■ Passage to read
Although the impact may not have kicked in fully across the country yet, cases like Luton and Croydon Councils show clearly where many are heading. In Luton, £22m of emergency cuts were introduced in July. In November and December, Croydon Council issued back-to-back ‘Section 114’ notices. These notices are made when financial projections effectively show that the annual expenditure of a council exceeds its income. They place significant restrictions on new spending, and practically result in council services being reduced to a statutory minimum (as was the case for Northamptonshire County Council in 2018). The impact on the communities we serve and on council employees as a result of these cuts is grave: vital children’s centres will be closed, urgent school repairs cancelled, and new charges introduced, for instance, for the collection of green waste, impairing our ability to tackle climate change.
Neither Luton nor Croydon are unique. Many other authorities have already signalled the possibility they may also issue Section 114 notices, and all councils face drastic decisions. Of course, we know that it is Labour councils hit hardest. In June the Guardian reported that of the fifty councils most affected by cuts, 28 are Labour-led, 14 in no-overall-control, two led by the Lib Dems – and just six by the Tories. Underlying this political vendetta is the reality that poorer areas are losing out most.

■ Data supplied
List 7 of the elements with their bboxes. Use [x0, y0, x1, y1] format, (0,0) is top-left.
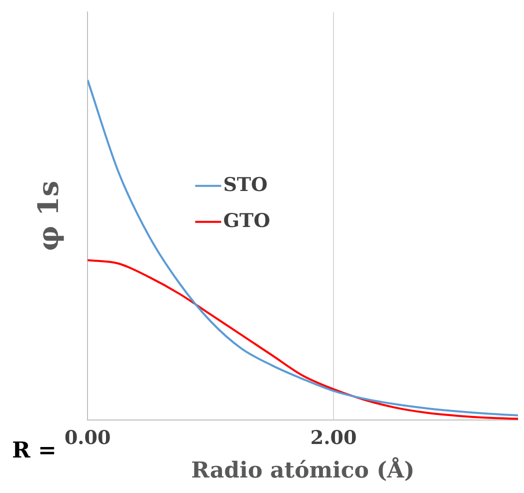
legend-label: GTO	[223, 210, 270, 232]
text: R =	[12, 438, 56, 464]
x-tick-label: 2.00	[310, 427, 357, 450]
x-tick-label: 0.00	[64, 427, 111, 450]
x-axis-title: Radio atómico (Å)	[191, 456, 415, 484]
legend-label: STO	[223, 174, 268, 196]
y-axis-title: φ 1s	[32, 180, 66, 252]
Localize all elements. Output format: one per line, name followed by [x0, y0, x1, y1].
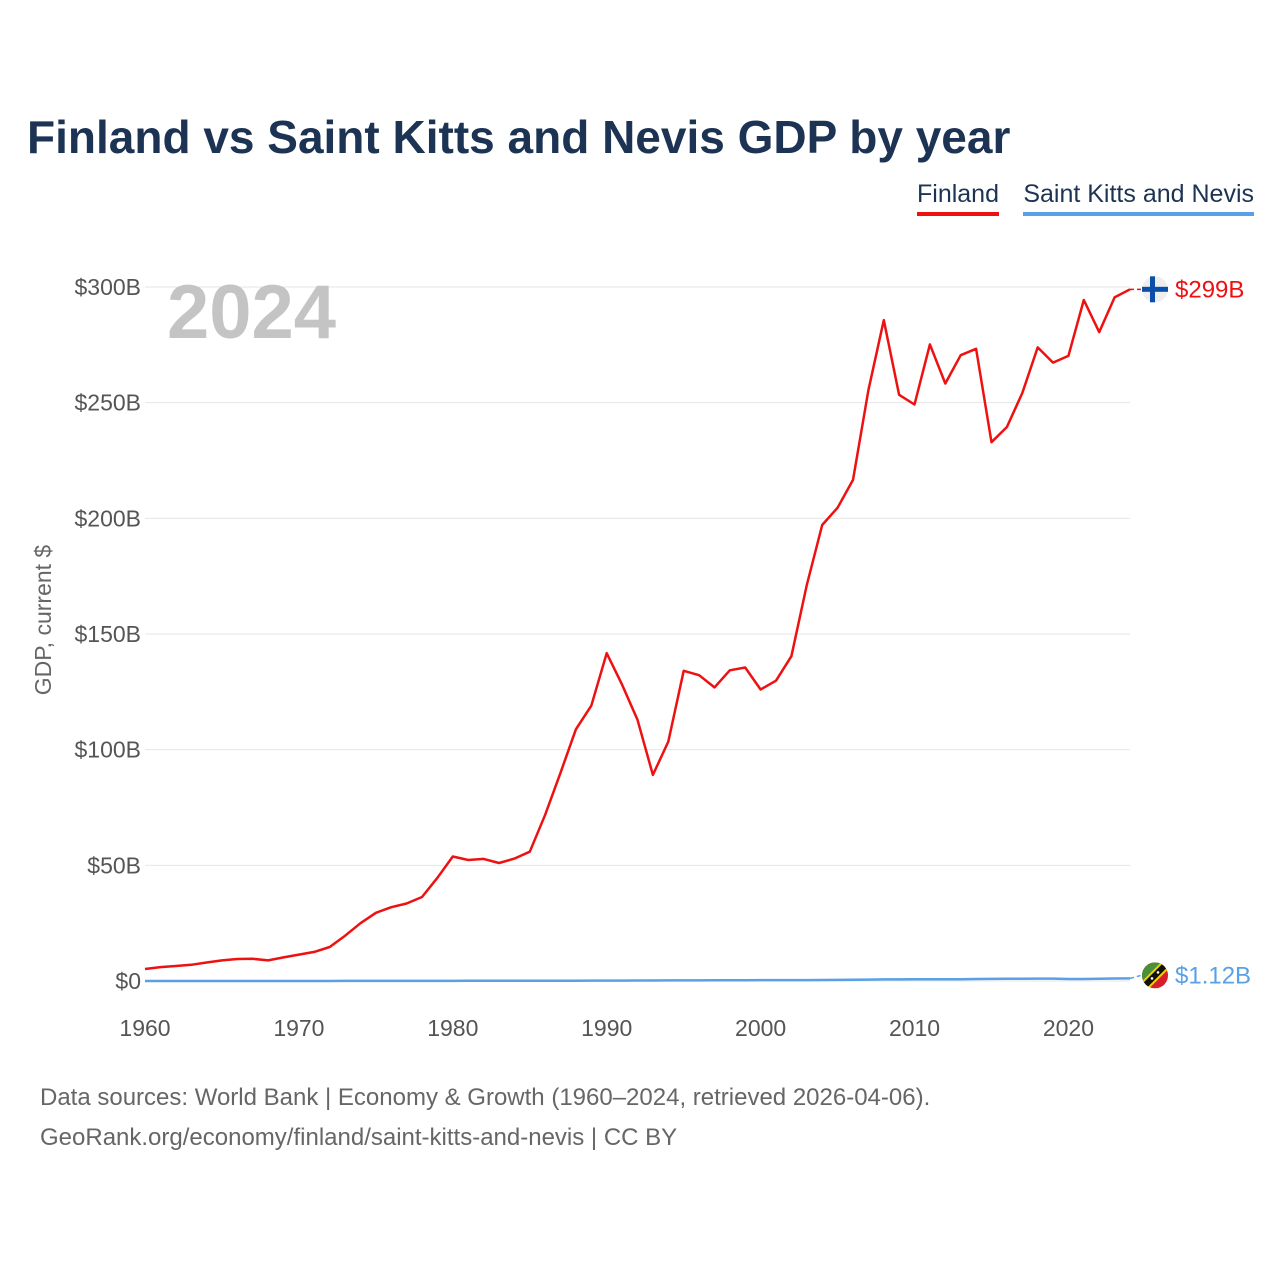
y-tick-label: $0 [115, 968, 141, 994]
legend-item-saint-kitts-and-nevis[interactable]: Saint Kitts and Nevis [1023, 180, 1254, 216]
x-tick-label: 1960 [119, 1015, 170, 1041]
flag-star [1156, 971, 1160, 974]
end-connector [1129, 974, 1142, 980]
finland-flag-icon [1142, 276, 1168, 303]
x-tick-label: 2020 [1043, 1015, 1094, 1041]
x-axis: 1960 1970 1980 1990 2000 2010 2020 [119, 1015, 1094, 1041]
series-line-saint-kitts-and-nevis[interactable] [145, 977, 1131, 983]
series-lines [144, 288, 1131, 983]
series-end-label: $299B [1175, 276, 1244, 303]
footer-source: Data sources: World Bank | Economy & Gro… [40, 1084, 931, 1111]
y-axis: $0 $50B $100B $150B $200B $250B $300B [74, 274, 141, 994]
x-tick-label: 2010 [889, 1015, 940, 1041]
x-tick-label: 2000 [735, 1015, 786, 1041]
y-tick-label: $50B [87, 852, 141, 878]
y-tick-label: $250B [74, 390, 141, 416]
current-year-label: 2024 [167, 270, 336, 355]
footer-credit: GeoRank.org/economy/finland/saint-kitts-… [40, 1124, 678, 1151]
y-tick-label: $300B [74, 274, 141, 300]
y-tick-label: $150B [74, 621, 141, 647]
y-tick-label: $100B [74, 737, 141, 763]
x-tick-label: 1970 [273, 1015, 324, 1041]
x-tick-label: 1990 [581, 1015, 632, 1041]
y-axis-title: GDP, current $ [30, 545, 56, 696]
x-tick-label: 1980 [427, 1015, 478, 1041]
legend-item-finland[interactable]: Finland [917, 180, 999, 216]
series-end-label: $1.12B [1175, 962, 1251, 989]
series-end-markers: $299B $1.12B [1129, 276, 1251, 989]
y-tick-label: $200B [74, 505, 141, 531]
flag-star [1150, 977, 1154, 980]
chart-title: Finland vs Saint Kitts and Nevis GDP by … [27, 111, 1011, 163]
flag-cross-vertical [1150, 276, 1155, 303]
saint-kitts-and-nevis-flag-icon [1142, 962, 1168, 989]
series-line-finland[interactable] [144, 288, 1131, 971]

==

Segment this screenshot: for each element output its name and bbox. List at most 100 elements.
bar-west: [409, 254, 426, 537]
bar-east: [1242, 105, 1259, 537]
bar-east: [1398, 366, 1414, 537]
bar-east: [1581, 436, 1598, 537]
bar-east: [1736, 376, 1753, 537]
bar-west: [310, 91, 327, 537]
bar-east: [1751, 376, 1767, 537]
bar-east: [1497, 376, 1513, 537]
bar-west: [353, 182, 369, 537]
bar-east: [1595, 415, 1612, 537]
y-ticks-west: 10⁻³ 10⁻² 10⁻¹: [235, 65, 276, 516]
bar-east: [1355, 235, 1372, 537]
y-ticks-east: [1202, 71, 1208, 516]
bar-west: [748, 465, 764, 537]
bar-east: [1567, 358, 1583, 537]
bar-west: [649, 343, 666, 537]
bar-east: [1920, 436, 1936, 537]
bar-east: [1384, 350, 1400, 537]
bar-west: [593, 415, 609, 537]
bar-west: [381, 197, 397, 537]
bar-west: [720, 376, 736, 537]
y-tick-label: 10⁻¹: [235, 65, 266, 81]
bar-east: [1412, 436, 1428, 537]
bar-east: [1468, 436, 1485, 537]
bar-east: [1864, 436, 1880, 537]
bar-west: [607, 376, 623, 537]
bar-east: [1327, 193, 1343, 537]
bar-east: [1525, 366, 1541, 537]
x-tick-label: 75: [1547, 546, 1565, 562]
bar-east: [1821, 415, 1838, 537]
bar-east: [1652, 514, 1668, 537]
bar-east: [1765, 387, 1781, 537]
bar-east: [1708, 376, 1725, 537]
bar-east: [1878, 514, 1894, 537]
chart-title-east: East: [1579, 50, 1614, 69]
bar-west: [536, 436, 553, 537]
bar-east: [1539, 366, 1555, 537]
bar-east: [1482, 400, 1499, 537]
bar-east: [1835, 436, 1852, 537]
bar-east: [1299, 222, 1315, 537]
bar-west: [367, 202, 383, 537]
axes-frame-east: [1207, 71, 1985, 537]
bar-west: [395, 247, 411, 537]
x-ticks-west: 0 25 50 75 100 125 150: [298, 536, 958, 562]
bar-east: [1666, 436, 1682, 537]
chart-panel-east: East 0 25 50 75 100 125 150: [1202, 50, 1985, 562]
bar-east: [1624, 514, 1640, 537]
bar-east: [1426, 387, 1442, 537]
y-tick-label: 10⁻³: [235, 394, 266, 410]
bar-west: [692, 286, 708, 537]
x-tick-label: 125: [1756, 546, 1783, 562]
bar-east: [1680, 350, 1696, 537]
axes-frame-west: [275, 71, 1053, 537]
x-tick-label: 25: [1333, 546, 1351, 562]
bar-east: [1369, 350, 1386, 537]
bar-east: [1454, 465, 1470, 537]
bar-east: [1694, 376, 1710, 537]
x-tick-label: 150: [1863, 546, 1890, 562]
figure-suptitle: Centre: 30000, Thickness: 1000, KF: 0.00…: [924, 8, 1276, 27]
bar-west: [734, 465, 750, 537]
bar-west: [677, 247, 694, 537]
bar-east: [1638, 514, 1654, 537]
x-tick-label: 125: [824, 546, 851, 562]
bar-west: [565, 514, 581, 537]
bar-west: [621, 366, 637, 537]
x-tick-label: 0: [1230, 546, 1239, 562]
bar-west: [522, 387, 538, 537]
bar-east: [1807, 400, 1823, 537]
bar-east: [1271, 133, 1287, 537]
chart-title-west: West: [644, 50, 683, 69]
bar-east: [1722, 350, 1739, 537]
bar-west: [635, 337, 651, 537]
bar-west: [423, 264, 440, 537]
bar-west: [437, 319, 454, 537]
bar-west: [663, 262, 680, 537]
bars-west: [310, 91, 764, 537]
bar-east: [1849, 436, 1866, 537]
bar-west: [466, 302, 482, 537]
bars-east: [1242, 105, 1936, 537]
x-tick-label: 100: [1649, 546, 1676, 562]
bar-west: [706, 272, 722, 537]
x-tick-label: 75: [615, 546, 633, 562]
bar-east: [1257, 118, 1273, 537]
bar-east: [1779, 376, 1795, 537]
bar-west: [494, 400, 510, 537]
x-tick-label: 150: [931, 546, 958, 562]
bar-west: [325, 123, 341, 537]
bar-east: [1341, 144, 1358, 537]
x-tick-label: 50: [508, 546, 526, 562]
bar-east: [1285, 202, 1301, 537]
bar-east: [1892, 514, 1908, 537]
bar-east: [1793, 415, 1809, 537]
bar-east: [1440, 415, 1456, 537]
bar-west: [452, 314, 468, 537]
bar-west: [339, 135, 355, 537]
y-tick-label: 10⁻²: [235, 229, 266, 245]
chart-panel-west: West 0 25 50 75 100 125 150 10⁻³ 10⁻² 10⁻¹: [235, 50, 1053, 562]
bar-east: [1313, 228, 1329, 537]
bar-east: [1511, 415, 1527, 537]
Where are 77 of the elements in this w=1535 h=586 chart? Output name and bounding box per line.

■ Your tasks
A – Name every council mentioned by name in the passage on council cuts.
B – According to the Guardian report cited in the passage on council cuts, how many of the fifty councils most affected by cuts are led by the Tories?
C – Please carry on the passage on council cuts from its last sentence.

■ Exercise responses
A –
Luton Council
Croydon Council
Northamptonshire County Council

B – Six.

C –
As Labour councillors we are all too aware of how the Tories have defunded local government, gutted local democracy, and cynically tried to pin the blame on councils and councillors. However, it would be wrong to claim that Labour councils have been vigorously campaigning against these cuts. In some cases, they have effectively championed them, and in none have they shown enough fight. Shameful examples like Tower Hamlets’ mass fire-and-rehire plans – resisted by union members with strikes and demonstrations backed by the borough’s CLPs – demonstrate clearly a chasm between what our party should be doing, and what elements of our local government leadership are doing.
In 2018, our Labour leadership in the LGA launched the Councils at Breaking Point campaign, with three simple and essential demands: rescind the planned 2019 cuts, provide an emergency £4bn extra for children’s services and adult social care, and implement a plan to restore funding to 2010 levels in four years. It was a good first step, rightly highlighting where blame should lie and amassing good media attention.
Yet this campaign was abandoned. A series of councils passed motions; but this was no substitute for organising among our local Labour Parties and union branches, nor taking the fight out into our communities. Instead of taking these next steps, Breaking Point literally stopped within months.
Two years on, the situation is even worse – and yet we have near-silence from the party nationally and from our councils. If our council leaders and the wider party were vocally expressing similar demands to those of Breaking Point, we would be in a better position now. But if we are to force major concessions from the Tories, and win any lasting changes, a serious fightback is necessary, with coordinated action from council workers, party activists, the wider labour movement, and a concerted drive to take the arguments to the public.
Councillors could and should play a crucial role in this fightback. As community leaders and political representatives, we not only have an obligation to those who elected us, but also great possibilities to campaign on these issues. There are numerous things Labour councillors, and even more entire Labour councils, can do. In so far as these issues have been debated, these have tended to focus on voting against implementing cuts. Whilst that debate is absolutely necessary, the first step is surely more simple: helping workers and communities to build campaigns locally – and even more basically, to loudly indict what the government is doing, and demand it is stopped and reversed.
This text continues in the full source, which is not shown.